For every line in the data below that contains "image", copy the line.
+ + + +
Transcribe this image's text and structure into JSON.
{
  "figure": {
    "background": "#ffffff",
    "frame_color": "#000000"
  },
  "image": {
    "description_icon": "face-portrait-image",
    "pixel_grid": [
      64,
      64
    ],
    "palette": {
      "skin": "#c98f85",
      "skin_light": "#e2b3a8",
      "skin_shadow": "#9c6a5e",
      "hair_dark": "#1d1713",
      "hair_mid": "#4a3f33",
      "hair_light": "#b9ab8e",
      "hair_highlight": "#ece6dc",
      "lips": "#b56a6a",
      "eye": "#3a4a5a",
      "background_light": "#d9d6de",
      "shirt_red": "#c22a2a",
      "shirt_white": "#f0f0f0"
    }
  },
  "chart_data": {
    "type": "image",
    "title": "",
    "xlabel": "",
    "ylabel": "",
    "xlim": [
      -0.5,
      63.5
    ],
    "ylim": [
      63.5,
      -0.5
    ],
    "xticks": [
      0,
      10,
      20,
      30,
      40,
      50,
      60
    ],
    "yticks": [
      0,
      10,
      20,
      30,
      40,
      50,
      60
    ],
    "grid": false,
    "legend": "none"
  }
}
+ + + +
**RESULT:**
Transcribe this image's text and structure into JSON.
  "image": {
    "description_icon": "face-portrait-image",
    "type": "image",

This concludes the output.